==== DATASET ROWS

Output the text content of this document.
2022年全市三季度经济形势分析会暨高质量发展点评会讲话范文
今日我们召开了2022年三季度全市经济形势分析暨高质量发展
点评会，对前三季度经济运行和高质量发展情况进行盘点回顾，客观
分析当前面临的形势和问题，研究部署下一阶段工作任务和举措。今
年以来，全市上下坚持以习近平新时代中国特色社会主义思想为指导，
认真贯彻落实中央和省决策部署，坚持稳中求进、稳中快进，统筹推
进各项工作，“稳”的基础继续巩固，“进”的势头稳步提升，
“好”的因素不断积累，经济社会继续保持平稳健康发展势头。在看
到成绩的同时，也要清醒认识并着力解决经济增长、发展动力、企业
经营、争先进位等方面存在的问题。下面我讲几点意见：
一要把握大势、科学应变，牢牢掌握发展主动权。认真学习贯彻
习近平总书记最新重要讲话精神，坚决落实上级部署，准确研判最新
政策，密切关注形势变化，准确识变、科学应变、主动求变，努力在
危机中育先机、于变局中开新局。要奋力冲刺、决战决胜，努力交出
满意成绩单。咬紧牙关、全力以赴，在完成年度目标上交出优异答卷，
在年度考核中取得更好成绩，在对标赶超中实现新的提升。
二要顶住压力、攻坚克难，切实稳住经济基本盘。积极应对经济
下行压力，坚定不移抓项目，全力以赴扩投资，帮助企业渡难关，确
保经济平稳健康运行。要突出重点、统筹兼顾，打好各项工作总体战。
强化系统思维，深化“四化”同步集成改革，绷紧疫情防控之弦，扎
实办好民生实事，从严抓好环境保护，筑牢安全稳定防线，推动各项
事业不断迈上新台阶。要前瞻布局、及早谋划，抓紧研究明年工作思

========

WHAT TO WORK ON: Copy every line in the entries above that has the string "科学应变" in it.

WRITTEN ANSWER:
一要把握大势、科学应变，牢牢掌握发展主动权。认真学习贯彻
政策，密切关注形势变化，准确识变、科学应变、主动求变，努力在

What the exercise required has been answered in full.